[Records that describe figures]
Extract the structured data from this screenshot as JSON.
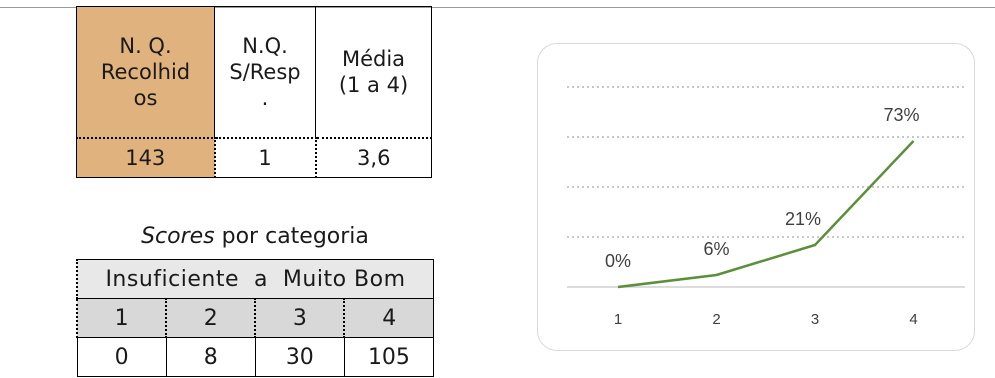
{
  "summary": {
    "headers": [
      "N. Q. Recolhidos",
      "N.Q. S/Resp.",
      "Média (1 a 4)"
    ],
    "header_lines": [
      [
        "N. Q.",
        "Recolhid",
        "os"
      ],
      [
        "N.Q.",
        "S/Resp",
        "."
      ],
      [
        "Média",
        "(1 a 4)"
      ]
    ],
    "values": [
      "143",
      "1",
      "3,6"
    ],
    "accent_color": "#e0b27e"
  },
  "scores": {
    "title_italic": "Scores",
    "title_rest": " por categoria",
    "range_label": "Insuficiente  a  Muito Bom",
    "categories": [
      "1",
      "2",
      "3",
      "4"
    ],
    "counts": [
      "0",
      "8",
      "30",
      "105"
    ]
  },
  "chart_data": {
    "type": "line",
    "categories": [
      "1",
      "2",
      "3",
      "4"
    ],
    "series": [
      {
        "values": [
          0,
          6,
          21,
          73
        ],
        "color": "#5b8f3a"
      }
    ],
    "data_labels": [
      "0%",
      "6%",
      "21%",
      "73%"
    ],
    "ylim": [
      0,
      100
    ],
    "grid": true,
    "legend": "none"
  }
}
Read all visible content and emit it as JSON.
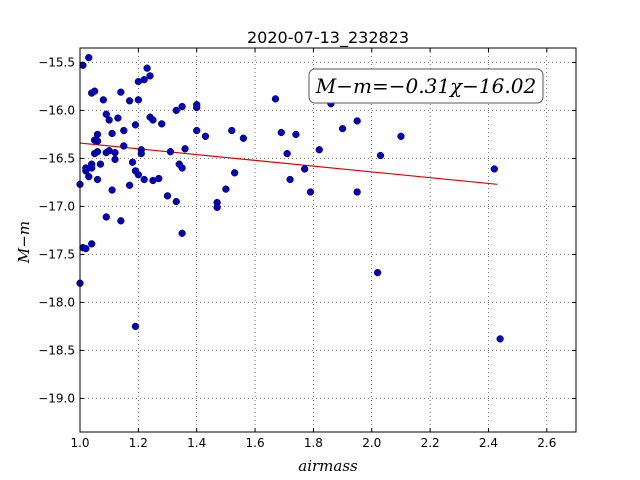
{
  "chart_data": {
    "type": "scatter",
    "title": "2020-07-13_232823",
    "xlabel": "airmass",
    "ylabel": "M−m",
    "xlim": [
      1.0,
      2.7
    ],
    "ylim": [
      -19.35,
      -15.35
    ],
    "y_inverted": true,
    "grid": true,
    "xticks": [
      1.0,
      1.2,
      1.4,
      1.6,
      1.8,
      2.0,
      2.2,
      2.4,
      2.6
    ],
    "xtick_labels": [
      "1.0",
      "1.2",
      "1.4",
      "1.6",
      "1.8",
      "2.0",
      "2.2",
      "2.4",
      "2.6"
    ],
    "yticks": [
      -15.5,
      -16.0,
      -16.5,
      -17.0,
      -17.5,
      -18.0,
      -18.5,
      -19.0
    ],
    "ytick_labels": [
      "−15.5",
      "−16.0",
      "−16.5",
      "−17.0",
      "−17.5",
      "−18.0",
      "−18.5",
      "−19.0"
    ],
    "annotation": "M−m=−0.31χ−16.02",
    "point_color": "#0000c8",
    "fit_color": "#e00000",
    "fit_line": {
      "x": [
        1.0,
        2.43
      ],
      "y": [
        -16.34,
        -16.77
      ]
    },
    "series": [
      {
        "points": [
          [
            1.0,
            -16.77
          ],
          [
            1.0,
            -17.8
          ],
          [
            1.01,
            -15.53
          ],
          [
            1.01,
            -17.43
          ],
          [
            1.02,
            -17.44
          ],
          [
            1.02,
            -16.63
          ],
          [
            1.03,
            -15.45
          ],
          [
            1.02,
            -16.6
          ],
          [
            1.03,
            -16.69
          ],
          [
            1.04,
            -16.56
          ],
          [
            1.04,
            -16.6
          ],
          [
            1.04,
            -15.82
          ],
          [
            1.05,
            -15.8
          ],
          [
            1.05,
            -16.31
          ],
          [
            1.04,
            -17.39
          ],
          [
            1.05,
            -16.45
          ],
          [
            1.06,
            -16.43
          ],
          [
            1.06,
            -16.32
          ],
          [
            1.06,
            -16.25
          ],
          [
            1.06,
            -16.72
          ],
          [
            1.07,
            -16.56
          ],
          [
            1.08,
            -15.89
          ],
          [
            1.09,
            -16.04
          ],
          [
            1.09,
            -16.44
          ],
          [
            1.09,
            -17.11
          ],
          [
            1.1,
            -16.1
          ],
          [
            1.1,
            -16.42
          ],
          [
            1.11,
            -16.24
          ],
          [
            1.11,
            -16.83
          ],
          [
            1.12,
            -16.44
          ],
          [
            1.12,
            -16.51
          ],
          [
            1.13,
            -16.08
          ],
          [
            1.14,
            -15.81
          ],
          [
            1.14,
            -17.15
          ],
          [
            1.15,
            -16.37
          ],
          [
            1.15,
            -16.21
          ],
          [
            1.17,
            -15.9
          ],
          [
            1.17,
            -16.78
          ],
          [
            1.18,
            -16.54
          ],
          [
            1.19,
            -16.15
          ],
          [
            1.19,
            -16.63
          ],
          [
            1.19,
            -18.25
          ],
          [
            1.2,
            -16.67
          ],
          [
            1.2,
            -15.89
          ],
          [
            1.2,
            -15.7
          ],
          [
            1.21,
            -16.41
          ],
          [
            1.21,
            -16.45
          ],
          [
            1.22,
            -16.72
          ],
          [
            1.22,
            -15.68
          ],
          [
            1.23,
            -15.56
          ],
          [
            1.24,
            -15.64
          ],
          [
            1.24,
            -16.07
          ],
          [
            1.25,
            -16.1
          ],
          [
            1.25,
            -16.73
          ],
          [
            1.27,
            -16.71
          ],
          [
            1.28,
            -16.14
          ],
          [
            1.3,
            -16.89
          ],
          [
            1.31,
            -16.43
          ],
          [
            1.33,
            -16.95
          ],
          [
            1.33,
            -16.0
          ],
          [
            1.34,
            -16.56
          ],
          [
            1.35,
            -15.96
          ],
          [
            1.35,
            -16.6
          ],
          [
            1.35,
            -17.28
          ],
          [
            1.36,
            -16.4
          ],
          [
            1.4,
            -15.94
          ],
          [
            1.4,
            -15.97
          ],
          [
            1.4,
            -16.21
          ],
          [
            1.43,
            -16.27
          ],
          [
            1.47,
            -16.96
          ],
          [
            1.47,
            -17.01
          ],
          [
            1.5,
            -16.82
          ],
          [
            1.52,
            -16.21
          ],
          [
            1.53,
            -16.65
          ],
          [
            1.56,
            -16.29
          ],
          [
            1.67,
            -15.88
          ],
          [
            1.69,
            -16.23
          ],
          [
            1.71,
            -16.45
          ],
          [
            1.72,
            -16.72
          ],
          [
            1.74,
            -16.25
          ],
          [
            1.77,
            -16.61
          ],
          [
            1.79,
            -16.85
          ],
          [
            1.82,
            -16.41
          ],
          [
            1.86,
            -15.93
          ],
          [
            1.9,
            -16.19
          ],
          [
            1.95,
            -16.11
          ],
          [
            1.95,
            -16.85
          ],
          [
            2.02,
            -17.69
          ],
          [
            2.03,
            -16.47
          ],
          [
            2.1,
            -16.27
          ],
          [
            2.42,
            -16.61
          ],
          [
            2.44,
            -18.38
          ]
        ]
      }
    ]
  }
}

▶ **What the task requires**
Restate the whole of the material word for word without the pictures.

▶ **Task result**
Extract the structured data from this screenshot as JSON.
{
  "summary": {
    "headers": [
      "N. Q. Recolhidos",
      "N.Q. S/Resp.",
      "Média (1 a 4)"
    ],
    "header_lines": [
      [
        "N. Q.",
        "Recolhid",
        "os"
      ],
      [
        "N.Q.",
        "S/Resp",
        "."
      ],
      [
        "Média",
        "(1 a 4)"
      ]
    ],
    "values": [
      "143",
      "1",
      "3,6"
    ],
    "accent_color": "#e0b27e"
  },
  "scores": {
    "title_italic": "Scores",
    "title_rest": " por categoria",
    "range_label": "Insuficiente  a  Muito Bom",
    "categories": [
      "1",
      "2",
      "3",
      "4"
    ],
    "counts": [
      "0",
      "8",
      "30",
      "105"
    ]
  },
  "chart_data": {
    "type": "line",
    "categories": [
      "1",
      "2",
      "3",
      "4"
    ],
    "series": [
      {
        "values": [
          0,
          6,
          21,
          73
        ],
        "color": "#5b8f3a"
      }
    ],
    "data_labels": [
      "0%",
      "6%",
      "21%",
      "73%"
    ],
    "ylim": [
      0,
      100
    ],
    "grid": true,
    "legend": "none"
  }
}
Read all visible content and emit it as JSON.
{
  "chart_data": {
    "type": "scatter",
    "title": "2020-07-13_232823",
    "xlabel": "airmass",
    "ylabel": "M−m",
    "xlim": [
      1.0,
      2.7
    ],
    "ylim": [
      -19.35,
      -15.35
    ],
    "y_inverted": true,
    "grid": true,
    "xticks": [
      1.0,
      1.2,
      1.4,
      1.6,
      1.8,
      2.0,
      2.2,
      2.4,
      2.6
    ],
    "xtick_labels": [
      "1.0",
      "1.2",
      "1.4",
      "1.6",
      "1.8",
      "2.0",
      "2.2",
      "2.4",
      "2.6"
    ],
    "yticks": [
      -15.5,
      -16.0,
      -16.5,
      -17.0,
      -17.5,
      -18.0,
      -18.5,
      -19.0
    ],
    "ytick_labels": [
      "−15.5",
      "−16.0",
      "−16.5",
      "−17.0",
      "−17.5",
      "−18.0",
      "−18.5",
      "−19.0"
    ],
    "annotation": "M−m=−0.31χ−16.02",
    "point_color": "#0000c8",
    "fit_color": "#e00000",
    "fit_line": {
      "x": [
        1.0,
        2.43
      ],
      "y": [
        -16.34,
        -16.77
      ]
    },
    "series": [
      {
        "points": [
          [
            1.0,
            -16.77
          ],
          [
            1.0,
            -17.8
          ],
          [
            1.01,
            -15.53
          ],
          [
            1.01,
            -17.43
          ],
          [
            1.02,
            -17.44
          ],
          [
            1.02,
            -16.63
          ],
          [
            1.03,
            -15.45
          ],
          [
            1.02,
            -16.6
          ],
          [
            1.03,
            -16.69
          ],
          [
            1.04,
            -16.56
          ],
          [
            1.04,
            -16.6
          ],
          [
            1.04,
            -15.82
          ],
          [
            1.05,
            -15.8
          ],
          [
            1.05,
            -16.31
          ],
          [
            1.04,
            -17.39
          ],
          [
            1.05,
            -16.45
          ],
          [
            1.06,
            -16.43
          ],
          [
            1.06,
            -16.32
          ],
          [
            1.06,
            -16.25
          ],
          [
            1.06,
            -16.72
          ],
          [
            1.07,
            -16.56
          ],
          [
            1.08,
            -15.89
          ],
          [
            1.09,
            -16.04
          ],
          [
            1.09,
            -16.44
          ],
          [
            1.09,
            -17.11
          ],
          [
            1.1,
            -16.1
          ],
          [
            1.1,
            -16.42
          ],
          [
            1.11,
            -16.24
          ],
          [
            1.11,
            -16.83
          ],
          [
            1.12,
            -16.44
          ],
          [
            1.12,
            -16.51
          ],
          [
            1.13,
            -16.08
          ],
          [
            1.14,
            -15.81
          ],
          [
            1.14,
            -17.15
          ],
          [
            1.15,
            -16.37
          ],
          [
            1.15,
            -16.21
          ],
          [
            1.17,
            -15.9
          ],
          [
            1.17,
            -16.78
          ],
          [
            1.18,
            -16.54
          ],
          [
            1.19,
            -16.15
          ],
          [
            1.19,
            -16.63
          ],
          [
            1.19,
            -18.25
          ],
          [
            1.2,
            -16.67
          ],
          [
            1.2,
            -15.89
          ],
          [
            1.2,
            -15.7
          ],
          [
            1.21,
            -16.41
          ],
          [
            1.21,
            -16.45
          ],
          [
            1.22,
            -16.72
          ],
          [
            1.22,
            -15.68
          ],
          [
            1.23,
            -15.56
          ],
          [
            1.24,
            -15.64
          ],
          [
            1.24,
            -16.07
          ],
          [
            1.25,
            -16.1
          ],
          [
            1.25,
            -16.73
          ],
          [
            1.27,
            -16.71
          ],
          [
            1.28,
            -16.14
          ],
          [
            1.3,
            -16.89
          ],
          [
            1.31,
            -16.43
          ],
          [
            1.33,
            -16.95
          ],
          [
            1.33,
            -16.0
          ],
          [
            1.34,
            -16.56
          ],
          [
            1.35,
            -15.96
          ],
          [
            1.35,
            -16.6
          ],
          [
            1.35,
            -17.28
          ],
          [
            1.36,
            -16.4
          ],
          [
            1.4,
            -15.94
          ],
          [
            1.4,
            -15.97
          ],
          [
            1.4,
            -16.21
          ],
          [
            1.43,
            -16.27
          ],
          [
            1.47,
            -16.96
          ],
          [
            1.47,
            -17.01
          ],
          [
            1.5,
            -16.82
          ],
          [
            1.52,
            -16.21
          ],
          [
            1.53,
            -16.65
          ],
          [
            1.56,
            -16.29
          ],
          [
            1.67,
            -15.88
          ],
          [
            1.69,
            -16.23
          ],
          [
            1.71,
            -16.45
          ],
          [
            1.72,
            -16.72
          ],
          [
            1.74,
            -16.25
          ],
          [
            1.77,
            -16.61
          ],
          [
            1.79,
            -16.85
          ],
          [
            1.82,
            -16.41
          ],
          [
            1.86,
            -15.93
          ],
          [
            1.9,
            -16.19
          ],
          [
            1.95,
            -16.11
          ],
          [
            1.95,
            -16.85
          ],
          [
            2.02,
            -17.69
          ],
          [
            2.03,
            -16.47
          ],
          [
            2.1,
            -16.27
          ],
          [
            2.42,
            -16.61
          ],
          [
            2.44,
            -18.38
          ]
        ]
      }
    ]
  }
}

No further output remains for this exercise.